··· MATERIAL TO PROCESS ···

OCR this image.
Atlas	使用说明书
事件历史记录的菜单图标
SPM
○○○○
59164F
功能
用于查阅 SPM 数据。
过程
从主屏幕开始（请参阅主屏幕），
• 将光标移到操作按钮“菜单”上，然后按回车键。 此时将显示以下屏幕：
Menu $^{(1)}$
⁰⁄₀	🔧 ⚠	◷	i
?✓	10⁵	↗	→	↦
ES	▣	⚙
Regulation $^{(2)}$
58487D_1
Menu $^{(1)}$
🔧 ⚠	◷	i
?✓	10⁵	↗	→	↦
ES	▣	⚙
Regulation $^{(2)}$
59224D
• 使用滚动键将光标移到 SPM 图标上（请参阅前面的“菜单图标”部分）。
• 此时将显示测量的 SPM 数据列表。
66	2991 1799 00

···

WHAT NEEDS TO BE DONE => Reproduce each entry word for word.

SOLUTION FOR THIS TASK =>
OCR this image.
Atlas	使用说明书
事件历史记录的菜单图标
SPM
○○○○
59164F
功能
用于查阅 SPM 数据。
过程
从主屏幕开始（请参阅主屏幕），
• 将光标移到操作按钮“菜单”上，然后按回车键。 此时将显示以下屏幕：
Menu $^{(1)}$
⁰⁄₀	🔧 ⚠	◷	i
?✓	10⁵	↗	→	↦
ES	▣	⚙
Regulation $^{(2)}$
58487D_1
Menu $^{(1)}$
🔧 ⚠	◷	i
?✓	10⁵	↗	→	↦
ES	▣	⚙
Regulation $^{(2)}$
59224D
• 使用滚动键将光标移到 SPM 图标上（请参阅前面的“菜单图标”部分）。
• 此时将显示测量的 SPM 数据列表。
66	2991 1799 00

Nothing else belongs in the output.